• INSTRUCTION: Select, from the data, each line where "个人导向" occurs.

========

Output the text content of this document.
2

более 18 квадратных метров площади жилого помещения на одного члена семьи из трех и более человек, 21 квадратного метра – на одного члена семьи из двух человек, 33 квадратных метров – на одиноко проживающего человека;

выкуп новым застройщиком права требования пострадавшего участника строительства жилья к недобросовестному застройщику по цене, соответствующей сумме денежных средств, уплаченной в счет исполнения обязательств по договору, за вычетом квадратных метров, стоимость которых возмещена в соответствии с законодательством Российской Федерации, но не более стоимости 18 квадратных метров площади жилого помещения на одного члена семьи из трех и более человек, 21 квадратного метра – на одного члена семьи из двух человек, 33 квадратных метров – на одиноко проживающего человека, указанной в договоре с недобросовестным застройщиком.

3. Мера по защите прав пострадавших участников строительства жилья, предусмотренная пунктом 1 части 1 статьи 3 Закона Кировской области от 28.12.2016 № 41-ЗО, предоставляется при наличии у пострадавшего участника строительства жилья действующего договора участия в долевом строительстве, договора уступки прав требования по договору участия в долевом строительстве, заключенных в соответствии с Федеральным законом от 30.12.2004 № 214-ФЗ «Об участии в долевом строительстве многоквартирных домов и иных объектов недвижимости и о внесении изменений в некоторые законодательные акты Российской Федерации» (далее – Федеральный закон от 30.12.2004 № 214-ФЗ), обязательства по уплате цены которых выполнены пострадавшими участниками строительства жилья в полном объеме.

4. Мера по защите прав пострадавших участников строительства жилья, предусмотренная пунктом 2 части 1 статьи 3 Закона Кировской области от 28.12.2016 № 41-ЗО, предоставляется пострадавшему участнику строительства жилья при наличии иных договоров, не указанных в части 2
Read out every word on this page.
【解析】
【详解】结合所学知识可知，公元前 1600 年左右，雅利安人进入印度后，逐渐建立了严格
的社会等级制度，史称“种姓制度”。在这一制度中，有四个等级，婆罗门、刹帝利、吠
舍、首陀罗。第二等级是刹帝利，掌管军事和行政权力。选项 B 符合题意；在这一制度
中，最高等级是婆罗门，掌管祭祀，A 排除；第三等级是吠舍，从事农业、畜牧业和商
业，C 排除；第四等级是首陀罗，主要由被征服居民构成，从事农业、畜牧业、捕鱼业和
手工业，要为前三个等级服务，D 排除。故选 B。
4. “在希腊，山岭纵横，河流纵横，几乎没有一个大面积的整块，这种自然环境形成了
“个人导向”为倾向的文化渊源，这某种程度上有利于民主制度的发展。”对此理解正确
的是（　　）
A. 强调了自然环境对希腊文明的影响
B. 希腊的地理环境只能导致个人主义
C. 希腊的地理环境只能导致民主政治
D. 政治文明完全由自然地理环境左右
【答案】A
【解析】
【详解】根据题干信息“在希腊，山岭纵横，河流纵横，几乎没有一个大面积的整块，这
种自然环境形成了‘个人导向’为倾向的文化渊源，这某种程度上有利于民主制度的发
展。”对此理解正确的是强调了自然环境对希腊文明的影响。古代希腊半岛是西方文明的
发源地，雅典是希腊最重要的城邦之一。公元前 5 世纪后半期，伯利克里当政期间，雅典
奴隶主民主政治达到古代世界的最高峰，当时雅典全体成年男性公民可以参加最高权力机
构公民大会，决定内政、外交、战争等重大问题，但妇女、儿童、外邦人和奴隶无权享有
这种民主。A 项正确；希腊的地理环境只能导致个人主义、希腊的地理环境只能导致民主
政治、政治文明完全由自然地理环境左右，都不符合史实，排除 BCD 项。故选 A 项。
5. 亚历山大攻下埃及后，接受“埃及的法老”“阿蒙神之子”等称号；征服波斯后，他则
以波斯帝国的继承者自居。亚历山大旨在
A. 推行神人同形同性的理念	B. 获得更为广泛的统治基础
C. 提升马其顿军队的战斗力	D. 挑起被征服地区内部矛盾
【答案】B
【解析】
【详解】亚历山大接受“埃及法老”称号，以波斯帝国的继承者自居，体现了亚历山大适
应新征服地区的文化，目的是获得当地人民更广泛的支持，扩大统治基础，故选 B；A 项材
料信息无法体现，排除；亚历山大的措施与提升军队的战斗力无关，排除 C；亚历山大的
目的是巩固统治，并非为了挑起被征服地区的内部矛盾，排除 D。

========

• FINISHED EXERCISE:
“个人导向”为倾向的文化渊源，这某种程度上有利于民主制度的发展。”对此理解正确
种自然环境形成了‘个人导向’为倾向的文化渊源，这某种程度上有利于民主制度的发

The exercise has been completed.